━━━ Exercise input

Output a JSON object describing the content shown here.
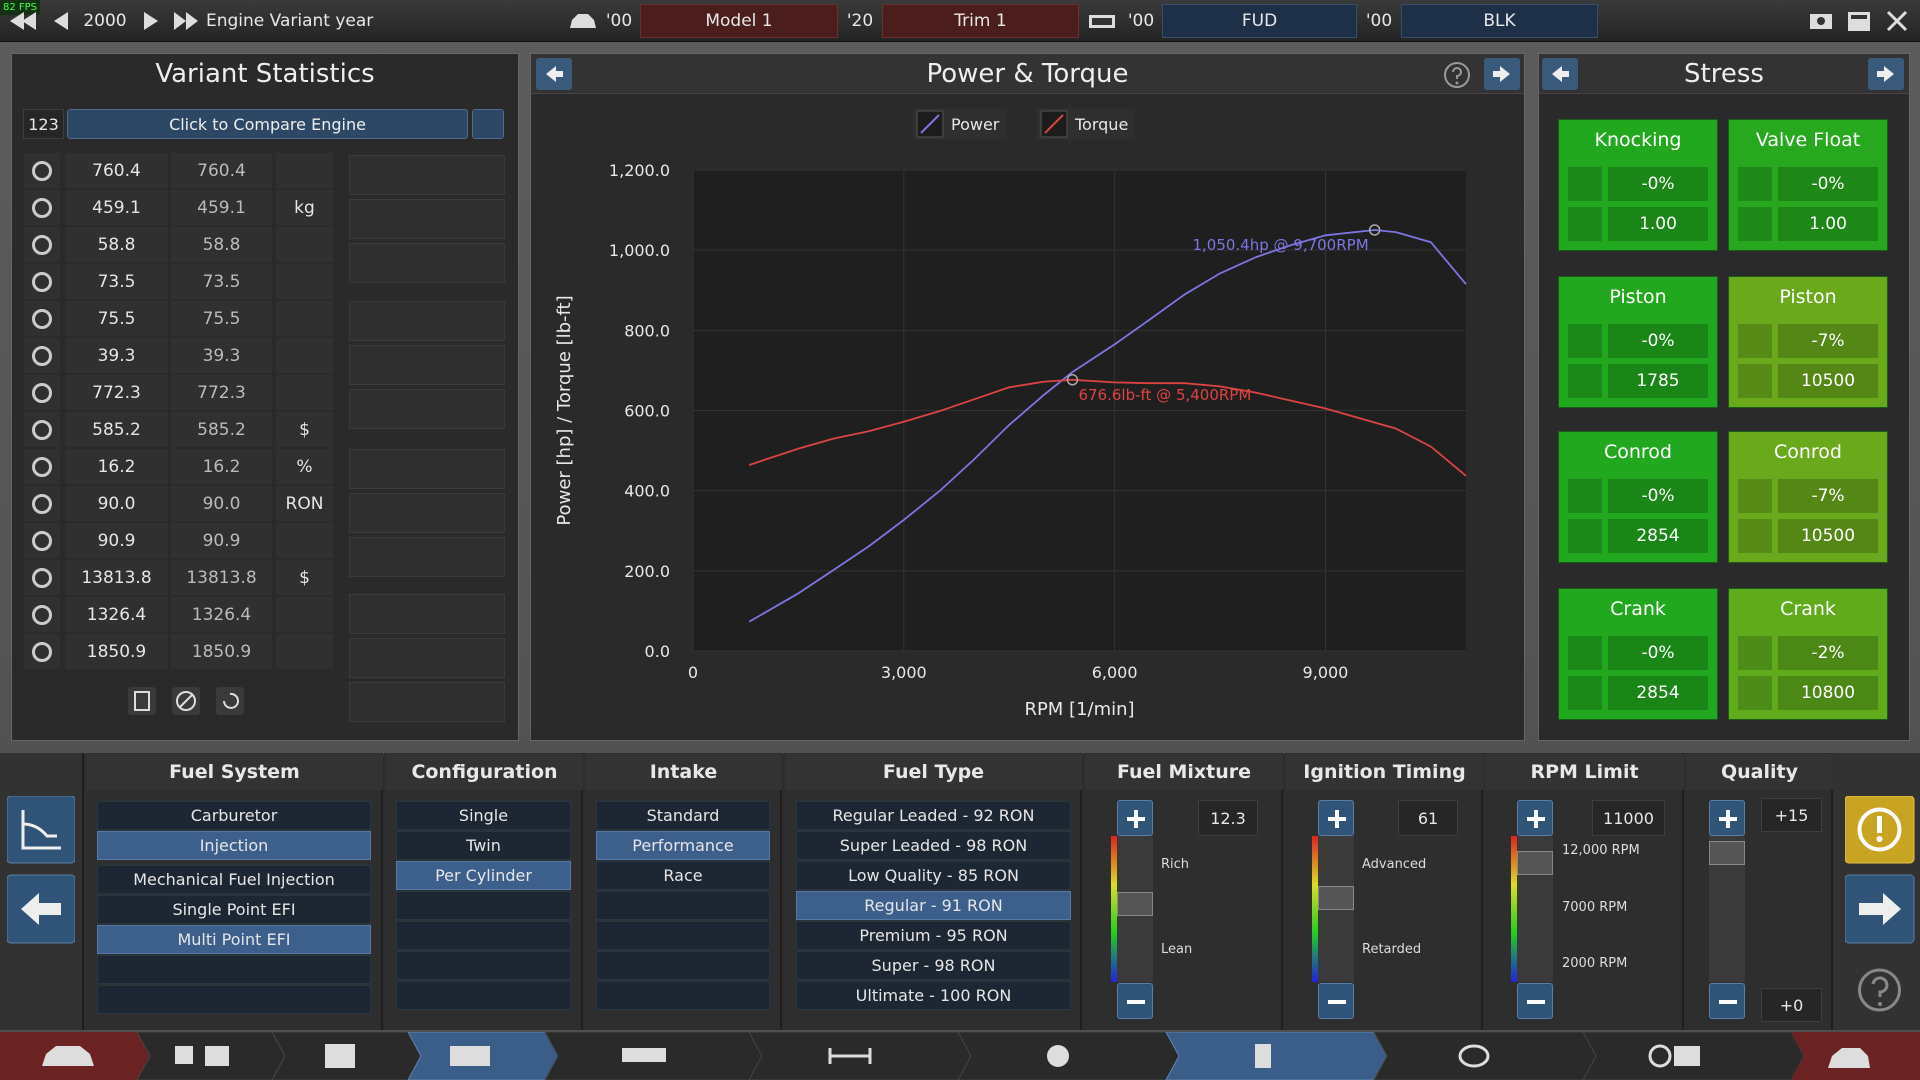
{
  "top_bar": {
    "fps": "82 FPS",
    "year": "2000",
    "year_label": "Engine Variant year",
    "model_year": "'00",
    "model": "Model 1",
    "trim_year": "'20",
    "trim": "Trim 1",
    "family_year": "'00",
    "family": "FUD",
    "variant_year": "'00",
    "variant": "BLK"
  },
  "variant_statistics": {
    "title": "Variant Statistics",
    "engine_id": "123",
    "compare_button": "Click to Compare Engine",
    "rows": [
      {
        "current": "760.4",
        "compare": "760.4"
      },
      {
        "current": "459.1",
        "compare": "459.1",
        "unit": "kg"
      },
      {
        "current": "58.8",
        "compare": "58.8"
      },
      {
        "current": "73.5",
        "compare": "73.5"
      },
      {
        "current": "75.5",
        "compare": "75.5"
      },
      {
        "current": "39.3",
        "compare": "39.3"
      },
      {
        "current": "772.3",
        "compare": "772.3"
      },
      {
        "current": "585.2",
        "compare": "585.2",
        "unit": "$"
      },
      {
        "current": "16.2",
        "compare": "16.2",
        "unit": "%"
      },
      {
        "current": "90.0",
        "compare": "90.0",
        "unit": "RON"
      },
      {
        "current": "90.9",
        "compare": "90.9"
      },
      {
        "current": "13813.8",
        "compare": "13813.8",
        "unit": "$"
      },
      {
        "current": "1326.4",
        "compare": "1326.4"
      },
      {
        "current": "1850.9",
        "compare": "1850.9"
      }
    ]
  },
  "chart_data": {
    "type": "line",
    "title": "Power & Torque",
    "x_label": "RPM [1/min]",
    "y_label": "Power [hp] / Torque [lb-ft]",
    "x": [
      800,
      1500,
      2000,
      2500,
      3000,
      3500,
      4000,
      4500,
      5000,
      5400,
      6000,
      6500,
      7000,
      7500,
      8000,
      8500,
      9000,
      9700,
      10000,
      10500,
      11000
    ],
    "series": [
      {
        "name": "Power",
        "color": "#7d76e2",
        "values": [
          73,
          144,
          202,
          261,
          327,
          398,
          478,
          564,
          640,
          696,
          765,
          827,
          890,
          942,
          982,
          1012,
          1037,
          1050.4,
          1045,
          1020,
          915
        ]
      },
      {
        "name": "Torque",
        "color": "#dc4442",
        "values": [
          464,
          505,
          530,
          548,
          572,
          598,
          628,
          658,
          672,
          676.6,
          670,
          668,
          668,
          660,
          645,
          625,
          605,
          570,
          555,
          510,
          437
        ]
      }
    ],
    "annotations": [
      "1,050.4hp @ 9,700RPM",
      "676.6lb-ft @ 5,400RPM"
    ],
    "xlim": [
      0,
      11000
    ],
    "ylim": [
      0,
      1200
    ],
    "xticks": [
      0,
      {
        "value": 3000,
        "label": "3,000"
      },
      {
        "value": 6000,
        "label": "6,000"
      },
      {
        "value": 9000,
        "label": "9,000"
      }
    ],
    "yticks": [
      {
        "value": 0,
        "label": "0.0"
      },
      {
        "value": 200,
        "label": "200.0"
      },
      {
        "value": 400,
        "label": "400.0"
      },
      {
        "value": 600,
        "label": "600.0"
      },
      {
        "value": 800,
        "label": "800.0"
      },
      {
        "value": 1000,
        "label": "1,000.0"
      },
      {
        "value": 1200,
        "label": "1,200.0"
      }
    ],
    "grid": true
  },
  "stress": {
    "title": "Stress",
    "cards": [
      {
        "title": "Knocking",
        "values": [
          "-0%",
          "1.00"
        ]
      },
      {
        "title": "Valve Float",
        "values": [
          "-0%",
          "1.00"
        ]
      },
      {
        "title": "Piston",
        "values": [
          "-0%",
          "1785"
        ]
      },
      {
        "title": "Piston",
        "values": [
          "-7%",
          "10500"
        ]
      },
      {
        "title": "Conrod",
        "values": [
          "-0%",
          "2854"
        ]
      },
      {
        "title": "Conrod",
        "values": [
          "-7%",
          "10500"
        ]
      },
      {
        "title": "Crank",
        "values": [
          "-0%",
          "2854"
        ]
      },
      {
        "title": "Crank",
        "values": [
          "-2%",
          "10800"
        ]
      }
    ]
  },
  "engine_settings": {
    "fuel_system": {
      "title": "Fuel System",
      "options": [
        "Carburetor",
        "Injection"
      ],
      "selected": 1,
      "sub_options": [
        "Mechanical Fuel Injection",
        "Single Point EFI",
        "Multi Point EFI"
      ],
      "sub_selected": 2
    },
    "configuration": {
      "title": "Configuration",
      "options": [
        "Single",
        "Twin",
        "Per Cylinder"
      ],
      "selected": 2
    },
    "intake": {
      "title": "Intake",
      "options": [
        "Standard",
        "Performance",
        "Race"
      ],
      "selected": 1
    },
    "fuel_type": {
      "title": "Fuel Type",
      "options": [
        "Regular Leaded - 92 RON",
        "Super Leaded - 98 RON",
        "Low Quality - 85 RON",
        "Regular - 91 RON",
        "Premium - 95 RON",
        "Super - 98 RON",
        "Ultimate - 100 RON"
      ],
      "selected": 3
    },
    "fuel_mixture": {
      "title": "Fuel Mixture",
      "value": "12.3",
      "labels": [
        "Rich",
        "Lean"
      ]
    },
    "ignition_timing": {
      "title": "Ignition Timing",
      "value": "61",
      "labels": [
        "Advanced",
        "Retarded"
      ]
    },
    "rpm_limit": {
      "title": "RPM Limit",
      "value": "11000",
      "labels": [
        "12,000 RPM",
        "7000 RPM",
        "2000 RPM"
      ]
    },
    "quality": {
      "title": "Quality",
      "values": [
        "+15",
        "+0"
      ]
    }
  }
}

━━━━━━

* _What the task asks_
Copy each line in full and exactly, omitting any picture.

* _Result of the task_
Output a JSON object describing the content shown here.
{
  "top_bar": {
    "fps": "82 FPS",
    "year": "2000",
    "year_label": "Engine Variant year",
    "model_year": "'00",
    "model": "Model 1",
    "trim_year": "'20",
    "trim": "Trim 1",
    "family_year": "'00",
    "family": "FUD",
    "variant_year": "'00",
    "variant": "BLK"
  },
  "variant_statistics": {
    "title": "Variant Statistics",
    "engine_id": "123",
    "compare_button": "Click to Compare Engine",
    "rows": [
      {
        "current": "760.4",
        "compare": "760.4"
      },
      {
        "current": "459.1",
        "compare": "459.1",
        "unit": "kg"
      },
      {
        "current": "58.8",
        "compare": "58.8"
      },
      {
        "current": "73.5",
        "compare": "73.5"
      },
      {
        "current": "75.5",
        "compare": "75.5"
      },
      {
        "current": "39.3",
        "compare": "39.3"
      },
      {
        "current": "772.3",
        "compare": "772.3"
      },
      {
        "current": "585.2",
        "compare": "585.2",
        "unit": "$"
      },
      {
        "current": "16.2",
        "compare": "16.2",
        "unit": "%"
      },
      {
        "current": "90.0",
        "compare": "90.0",
        "unit": "RON"
      },
      {
        "current": "90.9",
        "compare": "90.9"
      },
      {
        "current": "13813.8",
        "compare": "13813.8",
        "unit": "$"
      },
      {
        "current": "1326.4",
        "compare": "1326.4"
      },
      {
        "current": "1850.9",
        "compare": "1850.9"
      }
    ]
  },
  "chart_data": {
    "type": "line",
    "title": "Power & Torque",
    "x_label": "RPM [1/min]",
    "y_label": "Power [hp] / Torque [lb-ft]",
    "x": [
      800,
      1500,
      2000,
      2500,
      3000,
      3500,
      4000,
      4500,
      5000,
      5400,
      6000,
      6500,
      7000,
      7500,
      8000,
      8500,
      9000,
      9700,
      10000,
      10500,
      11000
    ],
    "series": [
      {
        "name": "Power",
        "color": "#7d76e2",
        "values": [
          73,
          144,
          202,
          261,
          327,
          398,
          478,
          564,
          640,
          696,
          765,
          827,
          890,
          942,
          982,
          1012,
          1037,
          1050.4,
          1045,
          1020,
          915
        ]
      },
      {
        "name": "Torque",
        "color": "#dc4442",
        "values": [
          464,
          505,
          530,
          548,
          572,
          598,
          628,
          658,
          672,
          676.6,
          670,
          668,
          668,
          660,
          645,
          625,
          605,
          570,
          555,
          510,
          437
        ]
      }
    ],
    "annotations": [
      "1,050.4hp @ 9,700RPM",
      "676.6lb-ft @ 5,400RPM"
    ],
    "xlim": [
      0,
      11000
    ],
    "ylim": [
      0,
      1200
    ],
    "xticks": [
      0,
      {
        "value": 3000,
        "label": "3,000"
      },
      {
        "value": 6000,
        "label": "6,000"
      },
      {
        "value": 9000,
        "label": "9,000"
      }
    ],
    "yticks": [
      {
        "value": 0,
        "label": "0.0"
      },
      {
        "value": 200,
        "label": "200.0"
      },
      {
        "value": 400,
        "label": "400.0"
      },
      {
        "value": 600,
        "label": "600.0"
      },
      {
        "value": 800,
        "label": "800.0"
      },
      {
        "value": 1000,
        "label": "1,000.0"
      },
      {
        "value": 1200,
        "label": "1,200.0"
      }
    ],
    "grid": true
  },
  "stress": {
    "title": "Stress",
    "cards": [
      {
        "title": "Knocking",
        "values": [
          "-0%",
          "1.00"
        ]
      },
      {
        "title": "Valve Float",
        "values": [
          "-0%",
          "1.00"
        ]
      },
      {
        "title": "Piston",
        "values": [
          "-0%",
          "1785"
        ]
      },
      {
        "title": "Piston",
        "values": [
          "-7%",
          "10500"
        ]
      },
      {
        "title": "Conrod",
        "values": [
          "-0%",
          "2854"
        ]
      },
      {
        "title": "Conrod",
        "values": [
          "-7%",
          "10500"
        ]
      },
      {
        "title": "Crank",
        "values": [
          "-0%",
          "2854"
        ]
      },
      {
        "title": "Crank",
        "values": [
          "-2%",
          "10800"
        ]
      }
    ]
  },
  "engine_settings": {
    "fuel_system": {
      "title": "Fuel System",
      "options": [
        "Carburetor",
        "Injection"
      ],
      "selected": 1,
      "sub_options": [
        "Mechanical Fuel Injection",
        "Single Point EFI",
        "Multi Point EFI"
      ],
      "sub_selected": 2
    },
    "configuration": {
      "title": "Configuration",
      "options": [
        "Single",
        "Twin",
        "Per Cylinder"
      ],
      "selected": 2
    },
    "intake": {
      "title": "Intake",
      "options": [
        "Standard",
        "Performance",
        "Race"
      ],
      "selected": 1
    },
    "fuel_type": {
      "title": "Fuel Type",
      "options": [
        "Regular Leaded - 92 RON",
        "Super Leaded - 98 RON",
        "Low Quality - 85 RON",
        "Regular - 91 RON",
        "Premium - 95 RON",
        "Super - 98 RON",
        "Ultimate - 100 RON"
      ],
      "selected": 3
    },
    "fuel_mixture": {
      "title": "Fuel Mixture",
      "value": "12.3",
      "labels": [
        "Rich",
        "Lean"
      ]
    },
    "ignition_timing": {
      "title": "Ignition Timing",
      "value": "61",
      "labels": [
        "Advanced",
        "Retarded"
      ]
    },
    "rpm_limit": {
      "title": "RPM Limit",
      "value": "11000",
      "labels": [
        "12,000 RPM",
        "7000 RPM",
        "2000 RPM"
      ]
    },
    "quality": {
      "title": "Quality",
      "values": [
        "+15",
        "+0"
      ]
    }
  }
}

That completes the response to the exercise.